**Exercise material**
** Begin **
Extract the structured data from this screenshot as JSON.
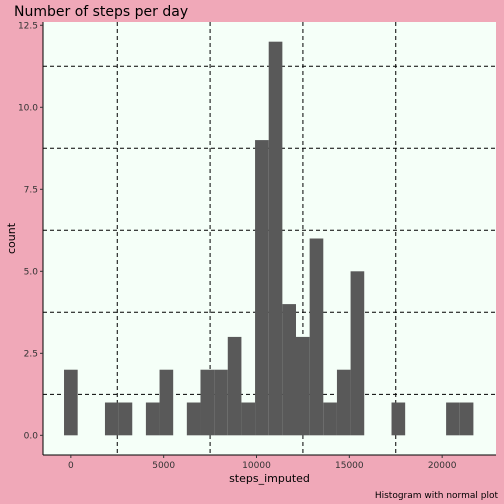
{
  "chart_data": {
    "type": "bar",
    "title": "Number of steps per day",
    "xlabel": "steps_imputed",
    "ylabel": "count",
    "caption": "Histogram with normal plot",
    "xlim": [
      -1500,
      22900
    ],
    "ylim": [
      -0.6,
      12.6
    ],
    "x_ticks": [
      0,
      5000,
      10000,
      15000,
      20000
    ],
    "x_tick_labels": [
      "0",
      "5000",
      "10000",
      "15000",
      "20000"
    ],
    "y_ticks": [
      0,
      2.5,
      5,
      7.5,
      10,
      12.5
    ],
    "y_tick_labels": [
      "0.0",
      "2.5",
      "5.0",
      "7.5",
      "10.0",
      "12.5"
    ],
    "grid": "dashed-major-and-minor",
    "bin_width": 735,
    "bins": [
      {
        "x": 0,
        "count": 2
      },
      {
        "x": 735,
        "count": 0
      },
      {
        "x": 1470,
        "count": 0
      },
      {
        "x": 2205,
        "count": 1
      },
      {
        "x": 2940,
        "count": 1
      },
      {
        "x": 3675,
        "count": 0
      },
      {
        "x": 4410,
        "count": 1
      },
      {
        "x": 5145,
        "count": 2
      },
      {
        "x": 5880,
        "count": 0
      },
      {
        "x": 6615,
        "count": 1
      },
      {
        "x": 7350,
        "count": 2
      },
      {
        "x": 8085,
        "count": 2
      },
      {
        "x": 8820,
        "count": 3
      },
      {
        "x": 9555,
        "count": 1
      },
      {
        "x": 10290,
        "count": 9
      },
      {
        "x": 11025,
        "count": 12
      },
      {
        "x": 11760,
        "count": 4
      },
      {
        "x": 12495,
        "count": 3
      },
      {
        "x": 13230,
        "count": 6
      },
      {
        "x": 13965,
        "count": 1
      },
      {
        "x": 14700,
        "count": 2
      },
      {
        "x": 15435,
        "count": 5
      },
      {
        "x": 16170,
        "count": 0
      },
      {
        "x": 16905,
        "count": 0
      },
      {
        "x": 17640,
        "count": 1
      },
      {
        "x": 18375,
        "count": 0
      },
      {
        "x": 19110,
        "count": 0
      },
      {
        "x": 19845,
        "count": 0
      },
      {
        "x": 20580,
        "count": 1
      },
      {
        "x": 21315,
        "count": 1
      }
    ],
    "colors": {
      "background": "#f0a8b8",
      "panel": "#f5fff8",
      "bar": "#595959",
      "grid": "#000000"
    }
  }
}
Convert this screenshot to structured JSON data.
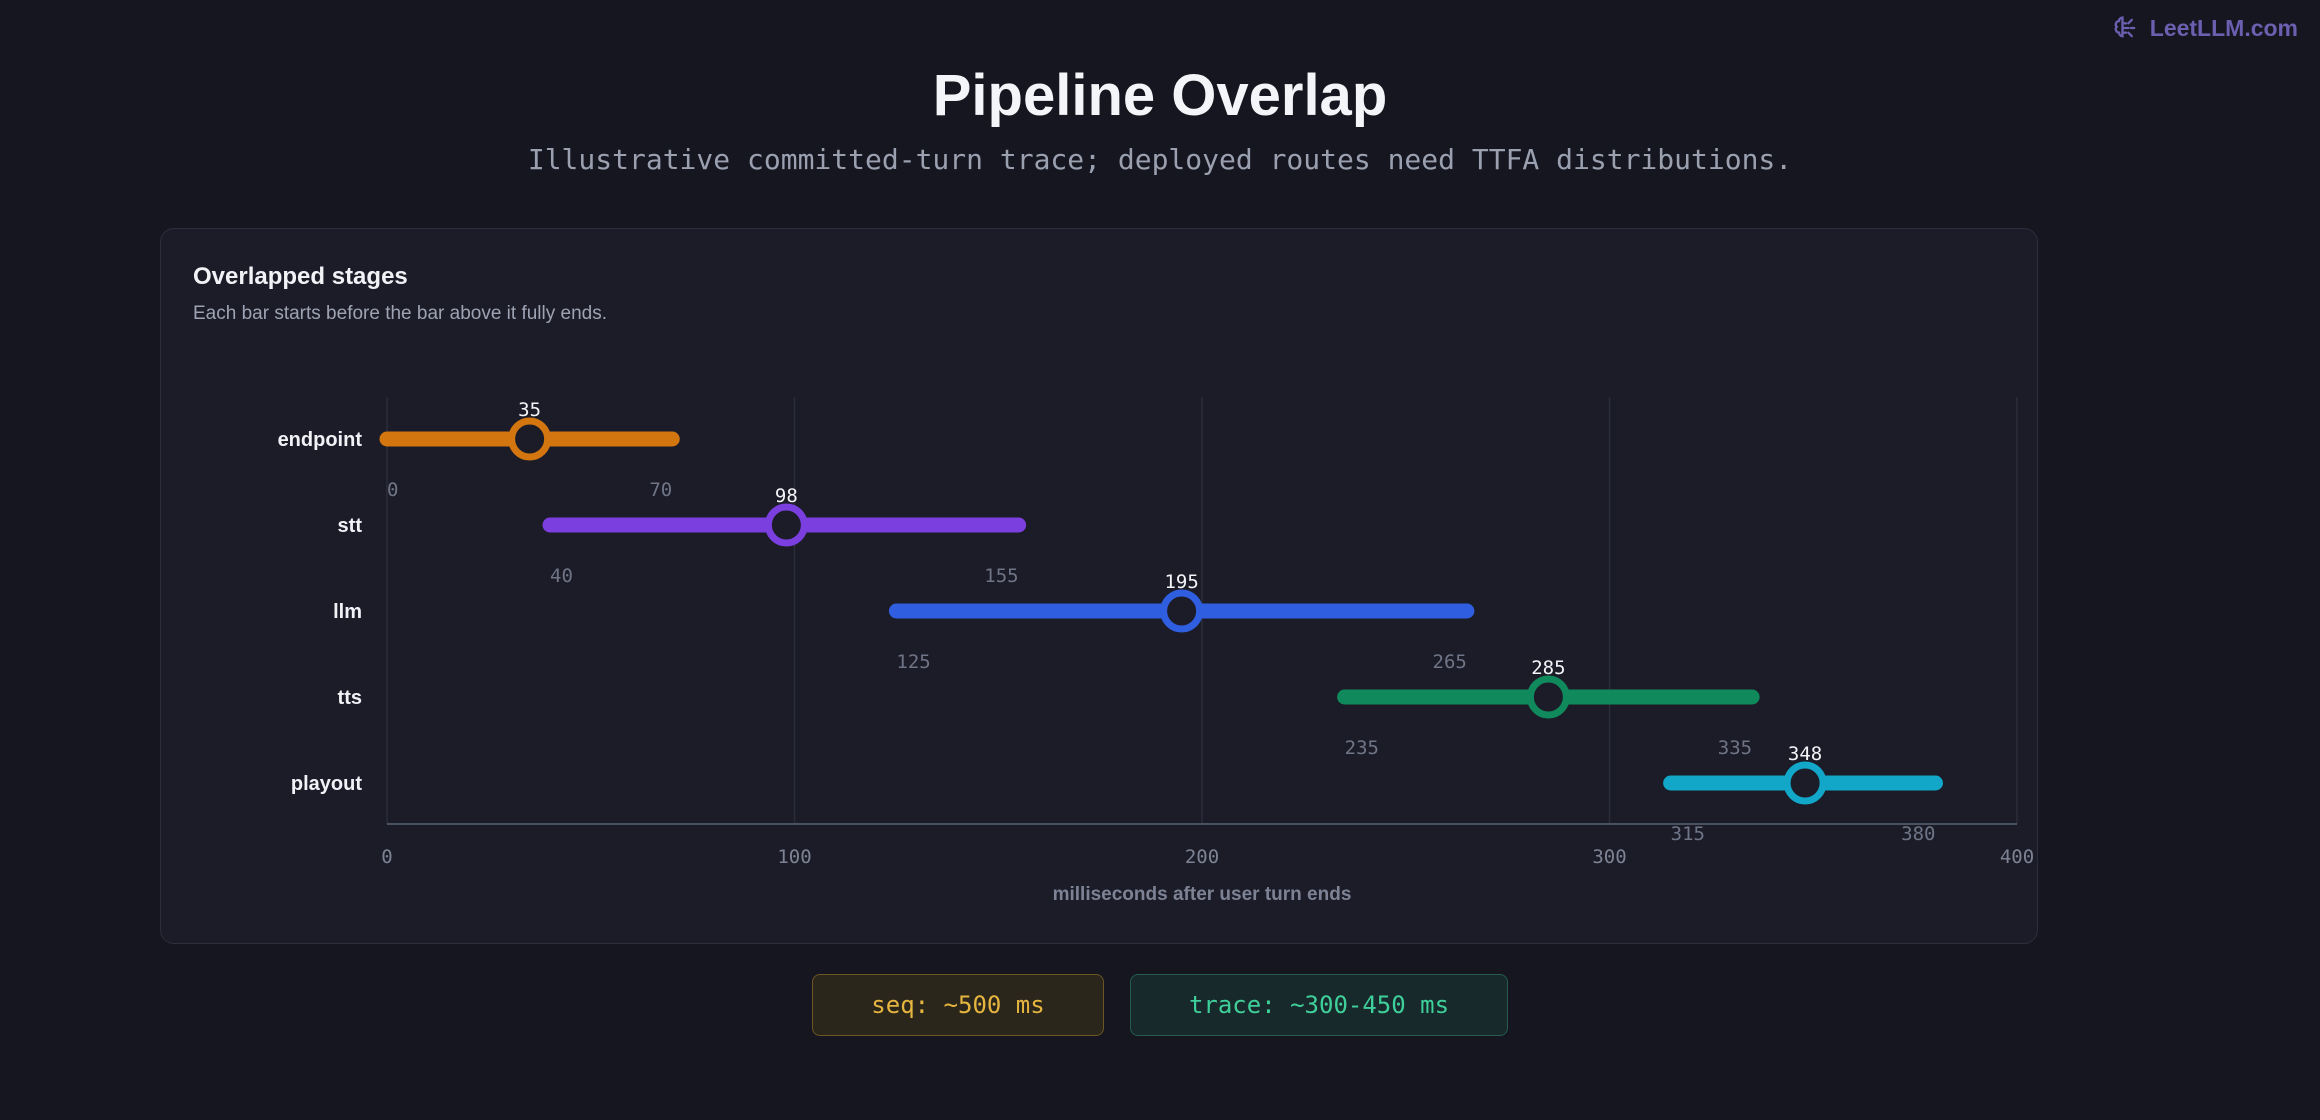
** End **
**Stated goal**
Copy out every line where the word "this" occurs.

**Complete response**
Extract the structured data from this screenshot as JSON.
Convert this screenshot to structured JSON data.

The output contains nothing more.